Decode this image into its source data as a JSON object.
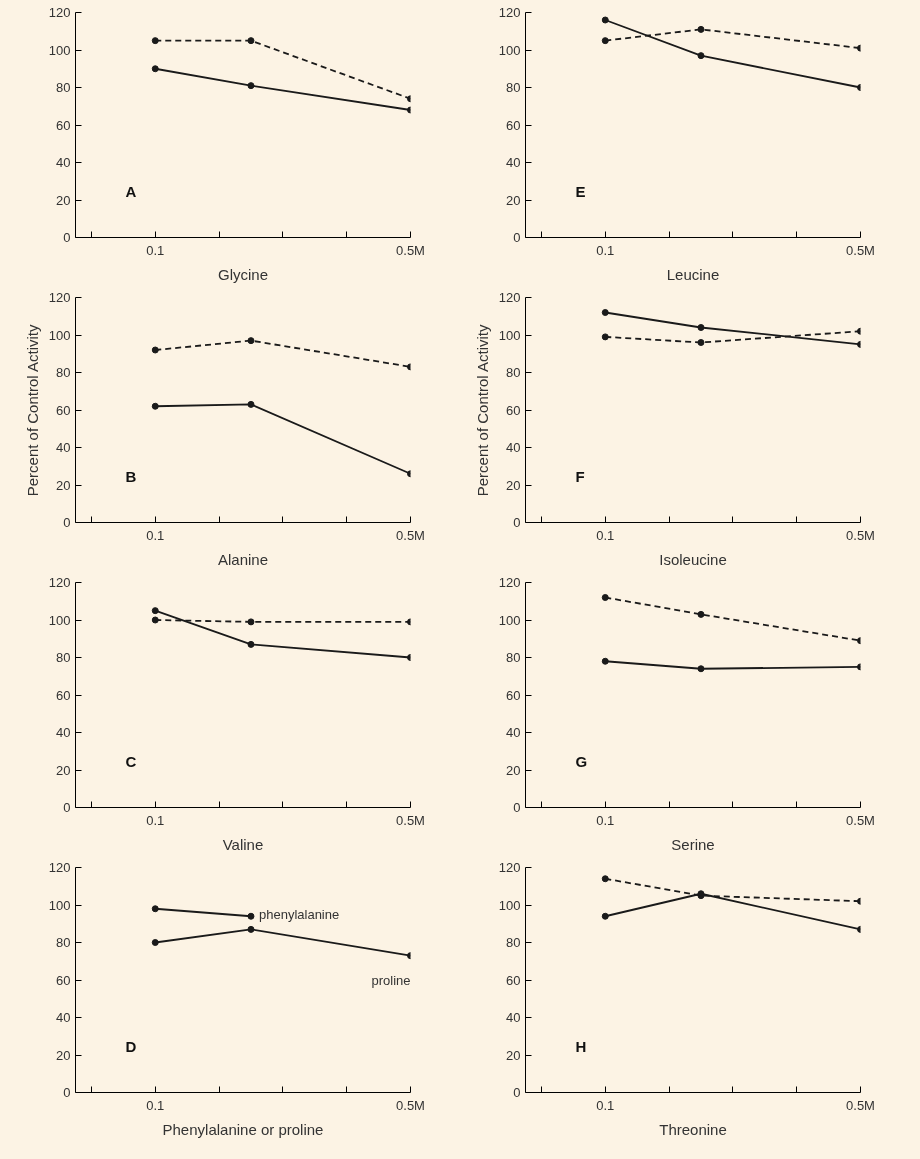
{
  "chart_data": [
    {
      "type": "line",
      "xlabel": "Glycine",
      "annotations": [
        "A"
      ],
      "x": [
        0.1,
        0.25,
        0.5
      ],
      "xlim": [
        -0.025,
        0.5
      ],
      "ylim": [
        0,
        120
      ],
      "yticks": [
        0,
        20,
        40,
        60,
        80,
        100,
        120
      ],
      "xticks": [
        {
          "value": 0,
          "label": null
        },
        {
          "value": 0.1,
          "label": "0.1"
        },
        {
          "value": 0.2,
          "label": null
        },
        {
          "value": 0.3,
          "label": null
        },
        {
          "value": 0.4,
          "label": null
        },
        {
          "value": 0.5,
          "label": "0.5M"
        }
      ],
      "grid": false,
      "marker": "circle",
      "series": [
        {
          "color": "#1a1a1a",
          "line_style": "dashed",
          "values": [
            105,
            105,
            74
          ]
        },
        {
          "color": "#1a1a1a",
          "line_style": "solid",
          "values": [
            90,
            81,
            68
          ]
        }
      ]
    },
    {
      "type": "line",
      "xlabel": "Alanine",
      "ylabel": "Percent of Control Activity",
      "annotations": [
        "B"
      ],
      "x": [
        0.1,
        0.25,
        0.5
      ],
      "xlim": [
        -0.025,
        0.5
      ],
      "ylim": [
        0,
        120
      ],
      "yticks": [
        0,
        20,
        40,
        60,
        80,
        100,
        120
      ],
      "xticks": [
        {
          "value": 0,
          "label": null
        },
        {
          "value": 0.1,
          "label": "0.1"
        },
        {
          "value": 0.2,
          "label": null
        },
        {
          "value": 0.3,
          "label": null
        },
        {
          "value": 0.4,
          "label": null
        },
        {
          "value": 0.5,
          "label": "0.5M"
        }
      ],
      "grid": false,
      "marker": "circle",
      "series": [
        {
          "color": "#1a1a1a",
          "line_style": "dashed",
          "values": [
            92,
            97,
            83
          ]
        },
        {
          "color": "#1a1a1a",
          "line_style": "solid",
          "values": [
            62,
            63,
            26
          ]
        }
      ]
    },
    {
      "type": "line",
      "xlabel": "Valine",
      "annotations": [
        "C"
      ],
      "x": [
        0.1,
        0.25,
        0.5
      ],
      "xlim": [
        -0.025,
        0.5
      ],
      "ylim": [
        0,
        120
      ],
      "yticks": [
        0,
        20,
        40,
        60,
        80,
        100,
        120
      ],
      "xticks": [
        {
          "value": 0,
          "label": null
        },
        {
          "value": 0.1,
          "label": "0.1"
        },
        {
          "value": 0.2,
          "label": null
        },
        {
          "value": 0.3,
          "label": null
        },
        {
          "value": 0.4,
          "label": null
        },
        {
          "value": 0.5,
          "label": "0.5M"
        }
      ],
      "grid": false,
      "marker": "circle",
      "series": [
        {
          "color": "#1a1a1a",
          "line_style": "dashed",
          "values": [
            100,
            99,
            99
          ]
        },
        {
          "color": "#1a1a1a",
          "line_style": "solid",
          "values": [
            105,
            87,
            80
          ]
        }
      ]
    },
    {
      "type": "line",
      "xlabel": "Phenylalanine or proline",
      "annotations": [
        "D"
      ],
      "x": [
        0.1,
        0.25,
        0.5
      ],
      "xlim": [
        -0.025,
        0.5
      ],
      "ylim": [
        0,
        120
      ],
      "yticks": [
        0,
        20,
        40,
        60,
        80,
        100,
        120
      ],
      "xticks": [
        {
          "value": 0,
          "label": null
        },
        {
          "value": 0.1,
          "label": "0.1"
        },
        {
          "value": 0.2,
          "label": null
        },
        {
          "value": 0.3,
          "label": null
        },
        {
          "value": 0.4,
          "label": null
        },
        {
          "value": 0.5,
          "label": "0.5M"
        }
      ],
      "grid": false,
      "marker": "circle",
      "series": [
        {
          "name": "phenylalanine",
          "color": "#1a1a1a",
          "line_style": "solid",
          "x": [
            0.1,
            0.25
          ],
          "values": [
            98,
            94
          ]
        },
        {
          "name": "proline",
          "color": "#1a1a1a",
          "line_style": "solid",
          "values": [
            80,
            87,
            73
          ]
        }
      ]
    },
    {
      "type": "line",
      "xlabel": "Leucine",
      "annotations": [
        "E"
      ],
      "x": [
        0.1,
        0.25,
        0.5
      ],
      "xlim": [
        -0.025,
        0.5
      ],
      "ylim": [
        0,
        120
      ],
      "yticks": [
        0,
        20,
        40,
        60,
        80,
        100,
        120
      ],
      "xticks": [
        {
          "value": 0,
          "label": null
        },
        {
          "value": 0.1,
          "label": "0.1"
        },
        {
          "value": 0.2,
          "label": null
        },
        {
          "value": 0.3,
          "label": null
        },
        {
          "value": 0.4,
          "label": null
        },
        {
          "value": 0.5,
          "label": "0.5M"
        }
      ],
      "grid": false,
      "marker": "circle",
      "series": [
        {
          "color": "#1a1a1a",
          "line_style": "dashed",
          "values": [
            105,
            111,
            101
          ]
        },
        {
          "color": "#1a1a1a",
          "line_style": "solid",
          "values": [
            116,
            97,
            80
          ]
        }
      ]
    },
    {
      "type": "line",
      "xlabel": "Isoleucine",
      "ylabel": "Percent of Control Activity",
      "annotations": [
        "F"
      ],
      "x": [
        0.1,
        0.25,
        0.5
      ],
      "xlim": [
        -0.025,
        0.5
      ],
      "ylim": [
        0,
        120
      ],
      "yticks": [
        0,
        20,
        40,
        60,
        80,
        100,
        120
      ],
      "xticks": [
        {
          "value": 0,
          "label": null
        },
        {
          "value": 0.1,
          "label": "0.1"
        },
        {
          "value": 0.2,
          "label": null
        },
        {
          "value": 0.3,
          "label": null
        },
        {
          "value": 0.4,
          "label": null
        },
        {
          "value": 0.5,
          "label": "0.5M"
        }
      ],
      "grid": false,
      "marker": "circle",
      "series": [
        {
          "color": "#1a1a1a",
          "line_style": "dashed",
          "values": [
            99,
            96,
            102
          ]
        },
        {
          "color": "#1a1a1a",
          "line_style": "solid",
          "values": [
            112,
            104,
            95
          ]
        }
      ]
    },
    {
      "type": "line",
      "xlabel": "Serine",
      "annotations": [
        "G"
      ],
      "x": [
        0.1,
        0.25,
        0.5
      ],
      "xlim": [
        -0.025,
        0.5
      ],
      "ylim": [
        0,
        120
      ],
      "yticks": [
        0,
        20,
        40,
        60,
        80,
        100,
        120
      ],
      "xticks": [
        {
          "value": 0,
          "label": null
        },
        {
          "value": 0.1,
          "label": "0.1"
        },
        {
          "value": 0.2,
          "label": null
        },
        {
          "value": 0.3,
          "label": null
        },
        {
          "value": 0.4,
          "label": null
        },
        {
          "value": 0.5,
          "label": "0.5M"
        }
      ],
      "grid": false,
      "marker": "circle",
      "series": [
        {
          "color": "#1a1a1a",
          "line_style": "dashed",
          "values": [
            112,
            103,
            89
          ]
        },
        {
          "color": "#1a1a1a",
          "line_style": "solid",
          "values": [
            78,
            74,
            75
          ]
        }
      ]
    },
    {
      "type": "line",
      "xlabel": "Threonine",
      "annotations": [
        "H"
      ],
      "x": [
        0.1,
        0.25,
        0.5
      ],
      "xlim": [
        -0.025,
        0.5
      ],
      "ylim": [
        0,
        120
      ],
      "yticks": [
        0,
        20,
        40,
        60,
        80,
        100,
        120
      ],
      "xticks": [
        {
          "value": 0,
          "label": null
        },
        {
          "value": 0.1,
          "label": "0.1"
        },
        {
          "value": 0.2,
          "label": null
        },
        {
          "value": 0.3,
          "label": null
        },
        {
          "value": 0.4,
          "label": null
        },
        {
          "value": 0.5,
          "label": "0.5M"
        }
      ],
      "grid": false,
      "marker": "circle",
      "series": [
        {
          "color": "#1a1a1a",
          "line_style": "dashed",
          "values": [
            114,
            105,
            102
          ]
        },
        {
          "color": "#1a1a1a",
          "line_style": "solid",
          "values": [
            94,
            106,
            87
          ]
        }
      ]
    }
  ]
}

────────────────────────────────────────

### [THE TASK]
Among the lines above, determine how many hold the word "proline"; report the figure alone.

### [ANSWER FOR THIS EXERCISE]
2